═══ Data supplied ═══
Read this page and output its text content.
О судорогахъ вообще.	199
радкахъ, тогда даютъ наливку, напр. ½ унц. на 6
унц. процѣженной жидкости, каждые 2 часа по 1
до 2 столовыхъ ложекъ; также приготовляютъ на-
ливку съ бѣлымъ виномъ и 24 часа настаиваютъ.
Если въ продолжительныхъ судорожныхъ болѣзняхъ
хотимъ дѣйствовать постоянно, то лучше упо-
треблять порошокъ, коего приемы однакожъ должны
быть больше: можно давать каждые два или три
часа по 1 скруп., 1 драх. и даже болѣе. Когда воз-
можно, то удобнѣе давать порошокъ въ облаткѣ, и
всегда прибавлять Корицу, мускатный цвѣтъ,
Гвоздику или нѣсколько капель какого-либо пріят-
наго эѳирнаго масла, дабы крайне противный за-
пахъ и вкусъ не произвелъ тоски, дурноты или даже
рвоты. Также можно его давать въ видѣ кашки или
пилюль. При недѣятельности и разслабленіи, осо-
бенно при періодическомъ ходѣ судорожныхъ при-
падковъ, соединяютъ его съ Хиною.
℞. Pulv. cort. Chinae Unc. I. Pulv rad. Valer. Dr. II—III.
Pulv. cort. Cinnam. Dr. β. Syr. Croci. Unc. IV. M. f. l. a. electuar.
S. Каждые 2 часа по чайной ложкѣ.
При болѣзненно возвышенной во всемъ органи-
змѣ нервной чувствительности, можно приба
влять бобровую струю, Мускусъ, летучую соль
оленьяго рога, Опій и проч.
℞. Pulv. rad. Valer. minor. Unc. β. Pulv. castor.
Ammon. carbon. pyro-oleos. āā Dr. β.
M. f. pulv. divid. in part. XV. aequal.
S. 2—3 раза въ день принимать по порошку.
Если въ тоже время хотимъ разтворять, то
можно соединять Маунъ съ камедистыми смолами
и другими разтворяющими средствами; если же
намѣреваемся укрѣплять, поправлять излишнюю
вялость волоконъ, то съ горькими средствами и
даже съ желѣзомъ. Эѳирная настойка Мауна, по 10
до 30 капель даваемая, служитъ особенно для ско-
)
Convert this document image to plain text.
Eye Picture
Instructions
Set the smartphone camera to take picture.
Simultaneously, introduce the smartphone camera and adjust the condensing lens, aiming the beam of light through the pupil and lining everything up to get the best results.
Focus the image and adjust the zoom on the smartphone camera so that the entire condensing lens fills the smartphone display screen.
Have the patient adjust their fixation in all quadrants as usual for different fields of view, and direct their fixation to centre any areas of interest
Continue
═══
Given problem: Write out the entire listing exactly.

Answer below:
Read this page and output its text content.
О судорогахъ вообще.	199
радкахъ, тогда даютъ наливку, напр. ½ унц. на 6
унц. процѣженной жидкости, каждые 2 часа по 1
до 2 столовыхъ ложекъ; также приготовляютъ на-
ливку съ бѣлымъ виномъ и 24 часа настаиваютъ.
Если въ продолжительныхъ судорожныхъ болѣзняхъ
хотимъ дѣйствовать постоянно, то лучше упо-
треблять порошокъ, коего приемы однакожъ должны
быть больше: можно давать каждые два или три
часа по 1 скруп., 1 драх. и даже болѣе. Когда воз-
можно, то удобнѣе давать порошокъ въ облаткѣ, и
всегда прибавлять Корицу, мускатный цвѣтъ,
Гвоздику или нѣсколько капель какого-либо пріят-
наго эѳирнаго масла, дабы крайне противный за-
пахъ и вкусъ не произвелъ тоски, дурноты или даже
рвоты. Также можно его давать въ видѣ кашки или
пилюль. При недѣятельности и разслабленіи, осо-
бенно при періодическомъ ходѣ судорожныхъ при-
падковъ, соединяютъ его съ Хиною.
℞. Pulv. cort. Chinae Unc. I. Pulv rad. Valer. Dr. II—III.
Pulv. cort. Cinnam. Dr. β. Syr. Croci. Unc. IV. M. f. l. a. electuar.
S. Каждые 2 часа по чайной ложкѣ.
При болѣзненно возвышенной во всемъ органи-
змѣ нервной чувствительности, можно приба
влять бобровую струю, Мускусъ, летучую соль
оленьяго рога, Опій и проч.
℞. Pulv. rad. Valer. minor. Unc. β. Pulv. castor.
Ammon. carbon. pyro-oleos. āā Dr. β.
M. f. pulv. divid. in part. XV. aequal.
S. 2—3 раза въ день принимать по порошку.
Если въ тоже время хотимъ разтворять, то
можно соединять Маунъ съ камедистыми смолами
и другими разтворяющими средствами; если же
намѣреваемся укрѣплять, поправлять излишнюю
вялость волоконъ, то съ горькими средствами и
даже съ желѣзомъ. Эѳирная настойка Мауна, по 10
до 30 капель даваемая, служитъ особенно для ско-
)
Convert this document image to plain text.
Eye Picture
Instructions
Set the smartphone camera to take picture.
Simultaneously, introduce the smartphone camera and adjust the condensing lens, aiming the beam of light through the pupil and lining everything up to get the best results.
Focus the image and adjust the zoom on the smartphone camera so that the entire condensing lens fills the smartphone display screen.
Have the patient adjust their fixation in all quadrants as usual for different fields of view, and direct their fixation to centre any areas of interest
Continue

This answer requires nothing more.